■ **INFORMATION SUPPLIED**
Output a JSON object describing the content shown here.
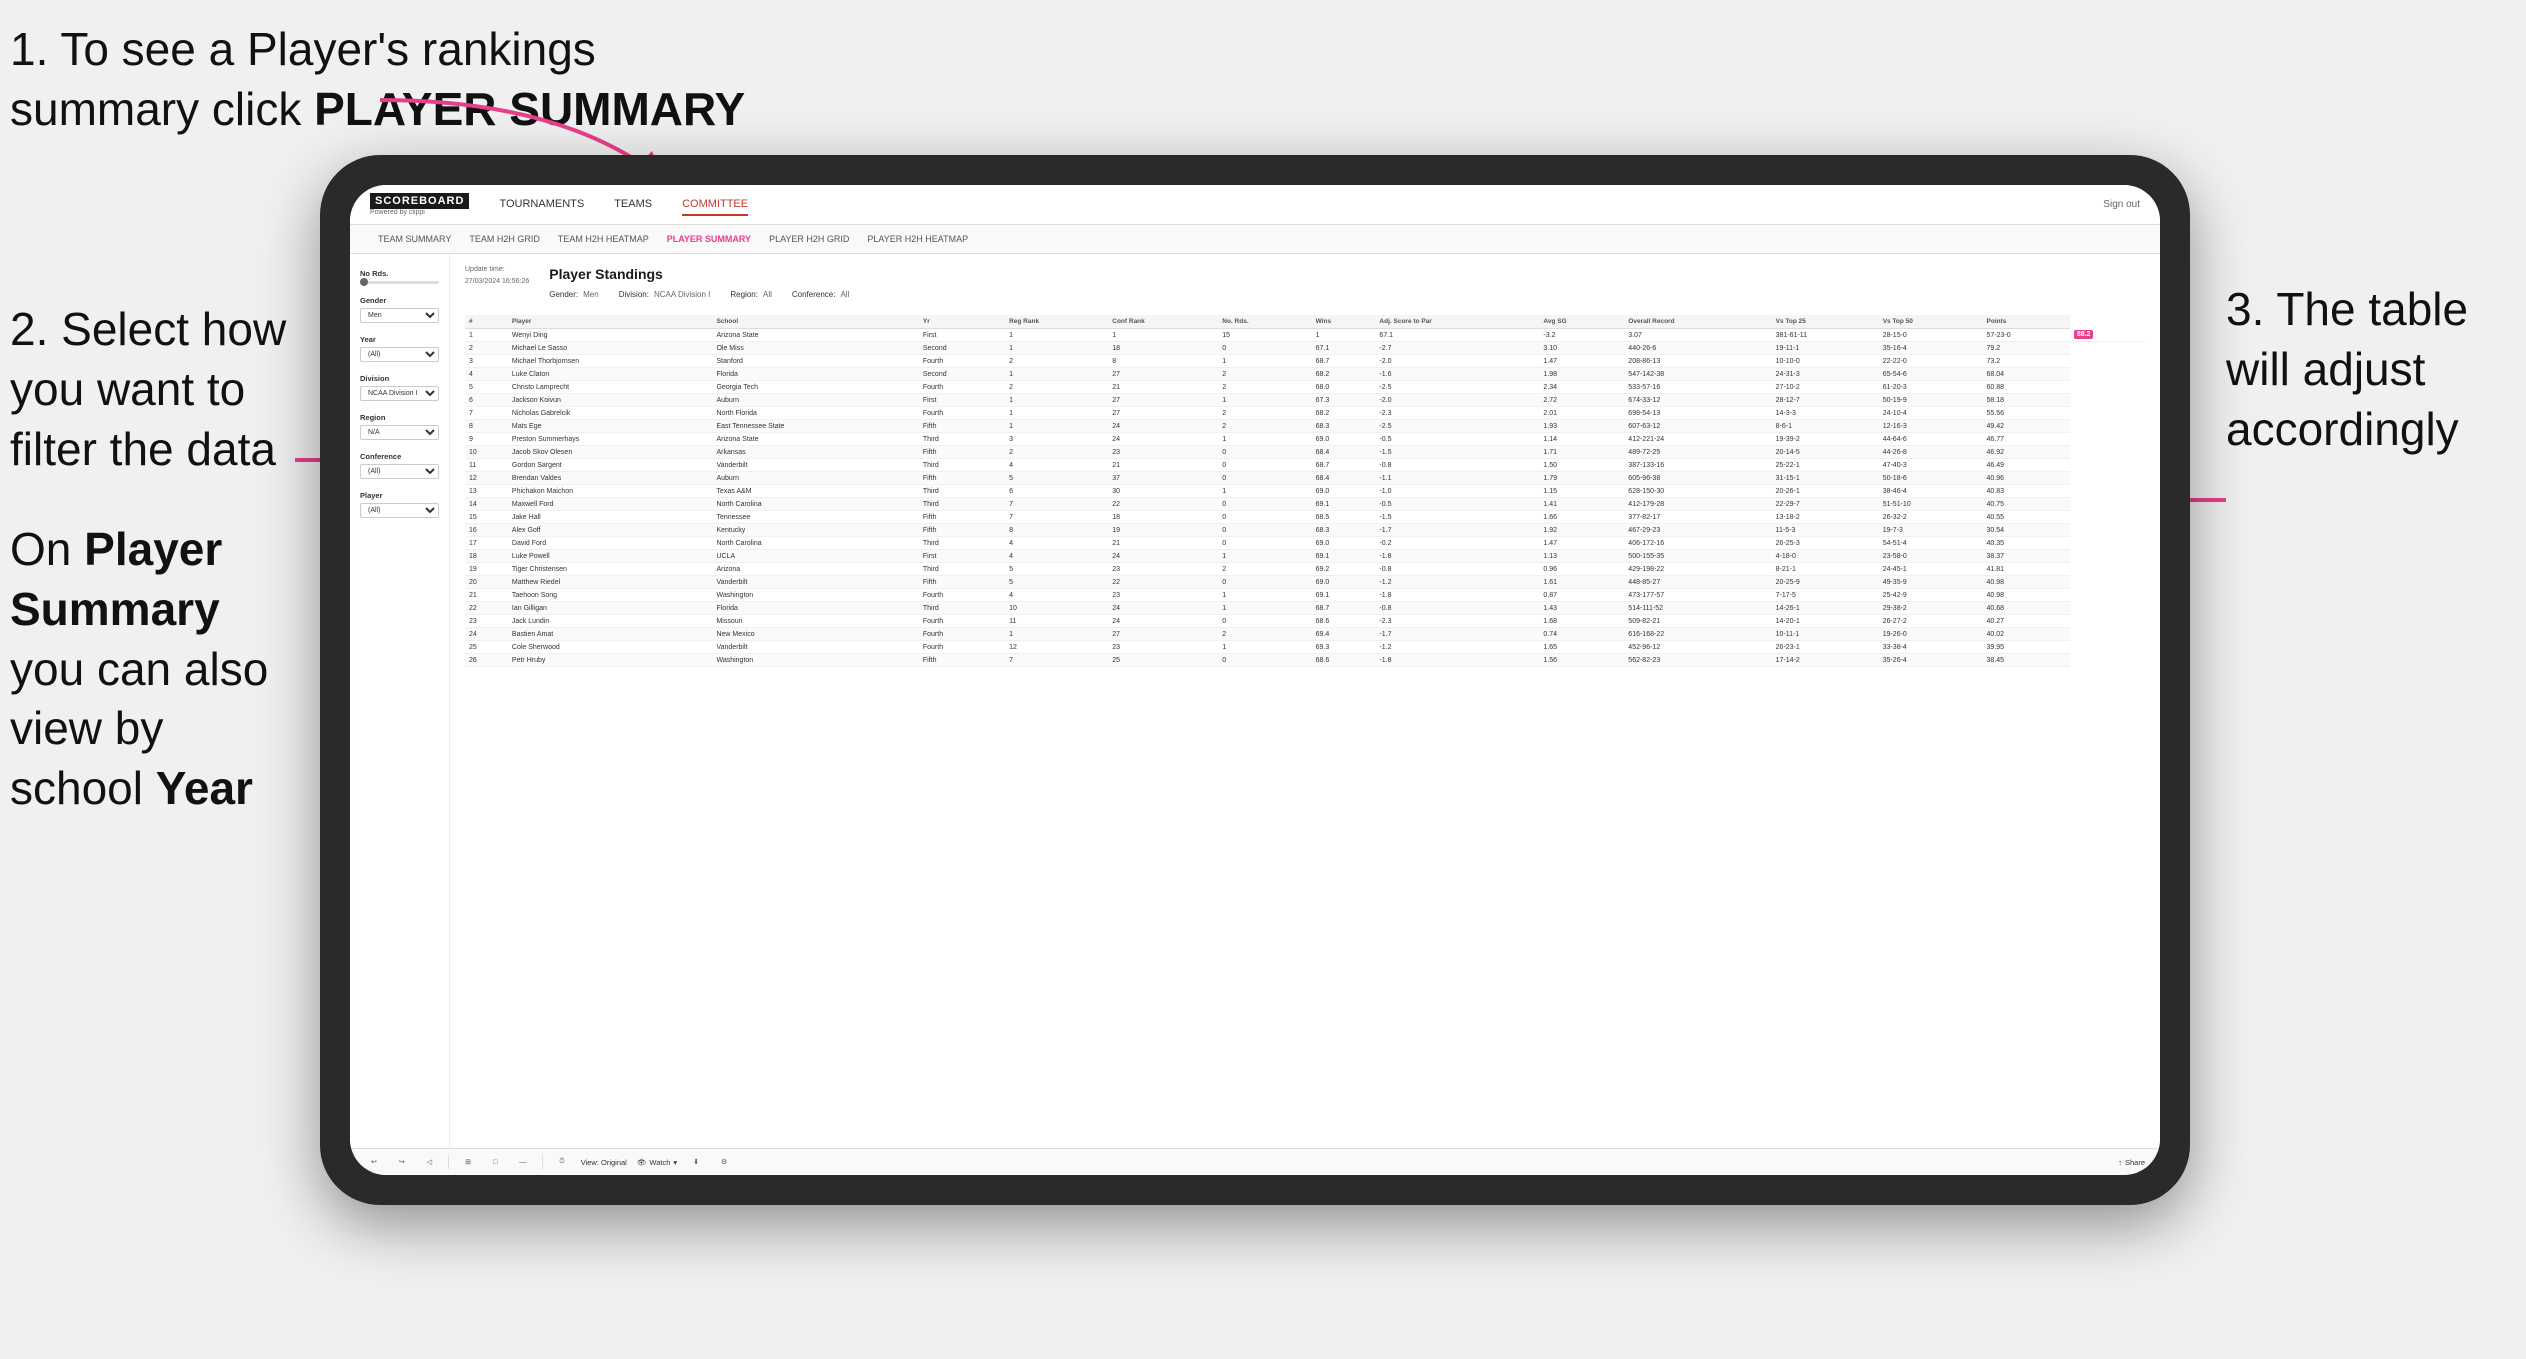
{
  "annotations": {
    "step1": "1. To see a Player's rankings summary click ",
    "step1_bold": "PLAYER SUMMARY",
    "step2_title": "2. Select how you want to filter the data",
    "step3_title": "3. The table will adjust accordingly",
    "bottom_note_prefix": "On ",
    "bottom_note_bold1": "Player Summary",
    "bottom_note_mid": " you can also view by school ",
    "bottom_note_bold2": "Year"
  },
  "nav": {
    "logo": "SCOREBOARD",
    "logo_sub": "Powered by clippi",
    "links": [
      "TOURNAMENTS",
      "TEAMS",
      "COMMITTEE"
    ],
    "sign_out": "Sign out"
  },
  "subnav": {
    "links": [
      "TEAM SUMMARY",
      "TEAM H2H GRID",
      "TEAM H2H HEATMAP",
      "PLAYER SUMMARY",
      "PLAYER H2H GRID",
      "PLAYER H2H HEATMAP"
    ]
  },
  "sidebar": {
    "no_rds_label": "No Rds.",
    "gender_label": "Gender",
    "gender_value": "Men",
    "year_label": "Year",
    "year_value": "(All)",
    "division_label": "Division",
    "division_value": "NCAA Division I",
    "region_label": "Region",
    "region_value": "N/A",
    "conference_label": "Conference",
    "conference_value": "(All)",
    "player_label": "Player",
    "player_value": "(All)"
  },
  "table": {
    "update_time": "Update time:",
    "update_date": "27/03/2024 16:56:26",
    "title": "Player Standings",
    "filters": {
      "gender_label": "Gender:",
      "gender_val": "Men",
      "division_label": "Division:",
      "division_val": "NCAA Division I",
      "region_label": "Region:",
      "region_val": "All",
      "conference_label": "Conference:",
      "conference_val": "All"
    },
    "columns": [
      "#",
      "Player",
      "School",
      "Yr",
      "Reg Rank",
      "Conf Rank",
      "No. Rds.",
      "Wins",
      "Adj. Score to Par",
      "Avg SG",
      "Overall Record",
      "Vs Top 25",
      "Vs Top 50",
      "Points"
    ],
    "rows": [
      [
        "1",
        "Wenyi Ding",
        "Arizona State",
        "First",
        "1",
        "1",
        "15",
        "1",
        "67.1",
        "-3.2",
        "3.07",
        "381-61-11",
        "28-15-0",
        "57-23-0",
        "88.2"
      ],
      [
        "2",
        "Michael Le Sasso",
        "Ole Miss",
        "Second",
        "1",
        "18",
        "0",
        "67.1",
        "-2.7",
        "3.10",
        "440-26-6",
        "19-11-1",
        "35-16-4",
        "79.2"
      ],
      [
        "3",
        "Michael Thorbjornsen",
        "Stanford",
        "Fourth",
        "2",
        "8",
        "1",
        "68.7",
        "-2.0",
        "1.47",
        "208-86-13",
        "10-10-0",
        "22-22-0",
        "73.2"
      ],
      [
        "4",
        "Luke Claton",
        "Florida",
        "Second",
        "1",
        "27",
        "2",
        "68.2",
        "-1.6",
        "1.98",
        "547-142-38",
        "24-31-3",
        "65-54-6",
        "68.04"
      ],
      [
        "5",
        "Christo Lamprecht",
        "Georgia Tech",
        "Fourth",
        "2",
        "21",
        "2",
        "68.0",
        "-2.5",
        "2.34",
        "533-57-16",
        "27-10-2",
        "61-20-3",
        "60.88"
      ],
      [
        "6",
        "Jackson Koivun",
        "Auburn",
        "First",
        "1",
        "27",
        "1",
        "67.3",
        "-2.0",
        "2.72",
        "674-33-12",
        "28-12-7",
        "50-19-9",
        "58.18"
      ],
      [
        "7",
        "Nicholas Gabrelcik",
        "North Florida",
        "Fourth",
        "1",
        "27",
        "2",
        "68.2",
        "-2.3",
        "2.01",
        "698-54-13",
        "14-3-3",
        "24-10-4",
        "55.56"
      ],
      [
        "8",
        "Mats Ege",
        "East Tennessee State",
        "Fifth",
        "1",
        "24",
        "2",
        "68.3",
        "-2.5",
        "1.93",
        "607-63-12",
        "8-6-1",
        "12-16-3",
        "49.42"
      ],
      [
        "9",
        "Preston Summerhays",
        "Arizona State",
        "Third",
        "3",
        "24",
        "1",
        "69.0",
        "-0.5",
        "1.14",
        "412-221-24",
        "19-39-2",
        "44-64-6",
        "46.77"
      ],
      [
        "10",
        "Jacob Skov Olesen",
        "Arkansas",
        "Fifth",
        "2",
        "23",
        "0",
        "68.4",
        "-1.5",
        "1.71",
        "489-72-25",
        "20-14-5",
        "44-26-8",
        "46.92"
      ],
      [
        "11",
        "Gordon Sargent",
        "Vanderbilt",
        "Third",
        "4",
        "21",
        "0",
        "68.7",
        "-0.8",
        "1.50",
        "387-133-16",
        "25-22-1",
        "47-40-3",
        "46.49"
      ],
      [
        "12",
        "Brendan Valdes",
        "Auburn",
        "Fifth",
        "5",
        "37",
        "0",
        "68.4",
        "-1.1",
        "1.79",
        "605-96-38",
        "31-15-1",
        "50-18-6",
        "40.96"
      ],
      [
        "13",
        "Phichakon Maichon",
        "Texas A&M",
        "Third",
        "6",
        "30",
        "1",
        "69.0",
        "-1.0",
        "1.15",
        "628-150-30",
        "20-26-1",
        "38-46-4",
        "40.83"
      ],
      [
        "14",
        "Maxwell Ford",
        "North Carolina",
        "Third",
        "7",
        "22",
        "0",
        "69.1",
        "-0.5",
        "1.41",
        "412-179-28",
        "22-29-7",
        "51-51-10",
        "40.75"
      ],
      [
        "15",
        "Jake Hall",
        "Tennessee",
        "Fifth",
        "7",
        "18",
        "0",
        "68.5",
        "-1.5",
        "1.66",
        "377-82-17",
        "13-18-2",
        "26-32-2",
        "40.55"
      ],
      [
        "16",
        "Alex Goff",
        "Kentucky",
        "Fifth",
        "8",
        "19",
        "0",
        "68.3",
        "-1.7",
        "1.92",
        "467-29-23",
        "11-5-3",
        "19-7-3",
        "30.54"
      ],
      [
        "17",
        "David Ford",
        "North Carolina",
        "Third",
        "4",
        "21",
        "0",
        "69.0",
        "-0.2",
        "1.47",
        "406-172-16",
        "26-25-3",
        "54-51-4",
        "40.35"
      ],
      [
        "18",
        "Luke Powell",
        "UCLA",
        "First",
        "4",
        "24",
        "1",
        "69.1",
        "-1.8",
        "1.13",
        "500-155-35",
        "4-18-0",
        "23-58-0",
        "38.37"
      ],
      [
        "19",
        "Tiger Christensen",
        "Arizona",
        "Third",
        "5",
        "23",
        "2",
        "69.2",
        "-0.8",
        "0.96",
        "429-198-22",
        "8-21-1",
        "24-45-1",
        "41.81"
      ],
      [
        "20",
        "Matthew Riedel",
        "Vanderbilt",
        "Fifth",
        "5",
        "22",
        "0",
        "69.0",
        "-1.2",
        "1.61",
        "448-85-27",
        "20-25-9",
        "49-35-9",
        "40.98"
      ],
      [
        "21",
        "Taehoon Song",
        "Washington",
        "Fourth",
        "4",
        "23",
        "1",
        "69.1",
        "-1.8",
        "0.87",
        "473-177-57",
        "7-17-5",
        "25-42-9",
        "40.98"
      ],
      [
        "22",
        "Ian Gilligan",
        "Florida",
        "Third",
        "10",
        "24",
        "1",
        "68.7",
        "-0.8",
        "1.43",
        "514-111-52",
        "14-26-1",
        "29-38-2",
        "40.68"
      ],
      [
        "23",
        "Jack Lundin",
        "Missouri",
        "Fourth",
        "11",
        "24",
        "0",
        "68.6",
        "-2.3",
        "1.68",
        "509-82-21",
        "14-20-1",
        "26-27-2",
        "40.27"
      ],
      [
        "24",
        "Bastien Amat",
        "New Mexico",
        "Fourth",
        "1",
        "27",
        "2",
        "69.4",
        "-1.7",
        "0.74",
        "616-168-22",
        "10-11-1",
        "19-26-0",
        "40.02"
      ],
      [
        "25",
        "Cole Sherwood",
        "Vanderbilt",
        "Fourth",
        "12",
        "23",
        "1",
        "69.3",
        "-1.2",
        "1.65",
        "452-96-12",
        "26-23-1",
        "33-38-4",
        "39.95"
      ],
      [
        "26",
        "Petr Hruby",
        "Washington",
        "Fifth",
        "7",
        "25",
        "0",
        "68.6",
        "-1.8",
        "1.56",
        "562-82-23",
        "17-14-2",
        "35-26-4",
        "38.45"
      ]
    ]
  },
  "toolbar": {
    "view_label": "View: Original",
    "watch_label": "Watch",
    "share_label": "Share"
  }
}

...

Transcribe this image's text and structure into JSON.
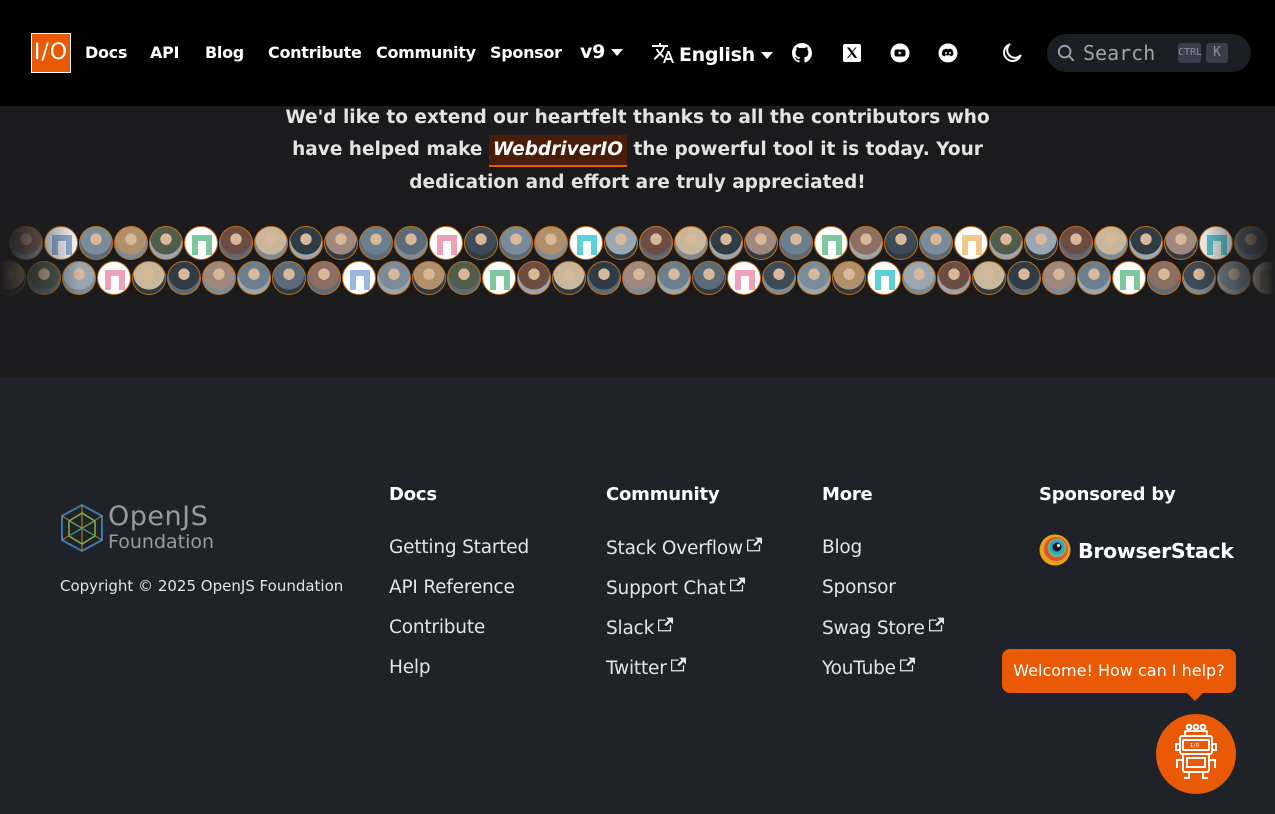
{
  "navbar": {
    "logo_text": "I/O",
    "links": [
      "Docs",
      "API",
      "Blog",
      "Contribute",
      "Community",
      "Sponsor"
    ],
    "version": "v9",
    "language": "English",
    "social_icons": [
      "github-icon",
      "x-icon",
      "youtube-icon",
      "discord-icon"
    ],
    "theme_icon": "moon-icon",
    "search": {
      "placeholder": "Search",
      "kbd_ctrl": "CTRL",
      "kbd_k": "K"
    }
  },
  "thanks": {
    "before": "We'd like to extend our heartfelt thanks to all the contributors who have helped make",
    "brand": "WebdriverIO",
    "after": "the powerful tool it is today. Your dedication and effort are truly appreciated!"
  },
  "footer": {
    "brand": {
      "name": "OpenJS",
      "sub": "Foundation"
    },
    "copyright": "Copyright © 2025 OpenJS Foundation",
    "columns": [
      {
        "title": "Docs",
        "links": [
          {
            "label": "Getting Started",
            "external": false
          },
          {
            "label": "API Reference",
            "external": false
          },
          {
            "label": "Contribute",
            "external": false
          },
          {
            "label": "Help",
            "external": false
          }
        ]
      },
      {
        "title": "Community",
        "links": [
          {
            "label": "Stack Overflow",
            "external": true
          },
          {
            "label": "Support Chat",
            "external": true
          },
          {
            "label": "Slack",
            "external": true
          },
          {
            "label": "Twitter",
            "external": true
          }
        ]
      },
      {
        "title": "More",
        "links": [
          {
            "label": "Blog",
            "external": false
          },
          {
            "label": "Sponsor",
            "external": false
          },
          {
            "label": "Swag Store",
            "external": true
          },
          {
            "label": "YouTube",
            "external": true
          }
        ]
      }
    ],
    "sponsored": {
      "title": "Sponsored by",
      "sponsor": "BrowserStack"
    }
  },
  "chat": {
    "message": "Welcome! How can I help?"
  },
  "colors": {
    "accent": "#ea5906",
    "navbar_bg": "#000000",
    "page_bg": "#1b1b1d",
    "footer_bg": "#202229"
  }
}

---

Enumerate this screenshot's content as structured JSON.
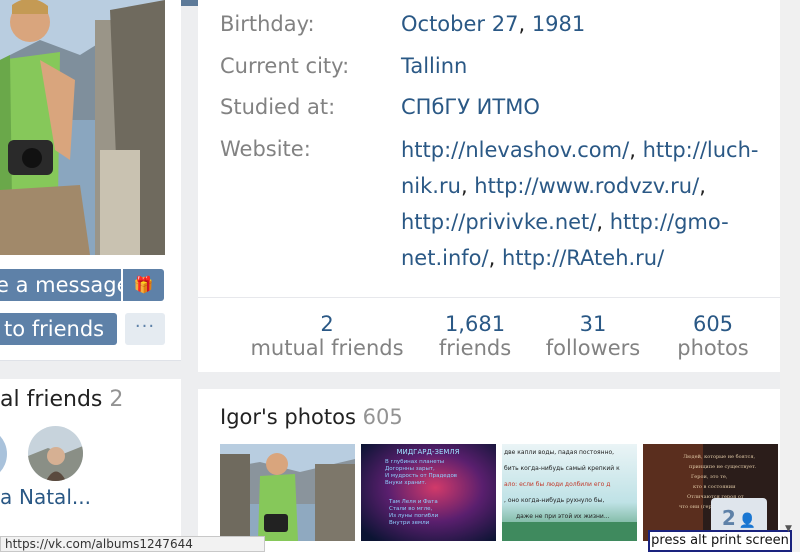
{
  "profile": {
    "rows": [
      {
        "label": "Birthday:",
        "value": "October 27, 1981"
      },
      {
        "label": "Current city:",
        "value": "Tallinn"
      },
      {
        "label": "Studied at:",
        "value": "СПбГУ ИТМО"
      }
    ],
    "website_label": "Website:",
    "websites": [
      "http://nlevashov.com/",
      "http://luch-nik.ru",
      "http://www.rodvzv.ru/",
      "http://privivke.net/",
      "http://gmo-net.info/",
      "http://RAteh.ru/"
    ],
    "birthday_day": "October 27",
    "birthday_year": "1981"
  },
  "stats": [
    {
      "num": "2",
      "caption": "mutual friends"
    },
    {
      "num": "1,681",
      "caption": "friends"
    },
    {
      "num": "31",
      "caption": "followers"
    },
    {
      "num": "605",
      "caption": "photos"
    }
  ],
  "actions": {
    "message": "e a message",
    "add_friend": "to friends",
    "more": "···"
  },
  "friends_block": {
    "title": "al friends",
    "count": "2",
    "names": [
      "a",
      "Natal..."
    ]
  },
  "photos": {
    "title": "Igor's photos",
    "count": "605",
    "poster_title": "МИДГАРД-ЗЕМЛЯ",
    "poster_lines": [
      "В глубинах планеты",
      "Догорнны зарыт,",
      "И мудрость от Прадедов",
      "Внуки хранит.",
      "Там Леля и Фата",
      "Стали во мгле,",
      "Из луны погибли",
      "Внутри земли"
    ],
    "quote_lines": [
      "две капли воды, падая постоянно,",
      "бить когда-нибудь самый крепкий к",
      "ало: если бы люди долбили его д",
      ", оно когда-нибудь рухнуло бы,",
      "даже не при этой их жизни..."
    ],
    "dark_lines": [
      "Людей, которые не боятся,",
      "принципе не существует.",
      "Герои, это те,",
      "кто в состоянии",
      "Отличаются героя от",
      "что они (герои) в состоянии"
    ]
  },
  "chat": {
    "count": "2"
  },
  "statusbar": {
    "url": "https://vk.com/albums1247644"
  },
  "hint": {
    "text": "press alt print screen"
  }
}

■ **SHORT EXERCISE**
Copy each line of the listing in which the word "Division" can be found.

■ **EXERCISE ANSWER**
    "division_label": "Division",
    "division_value": "NCAA Division I",
      "division_label": "Division:",
      "division_val": "NCAA Division I",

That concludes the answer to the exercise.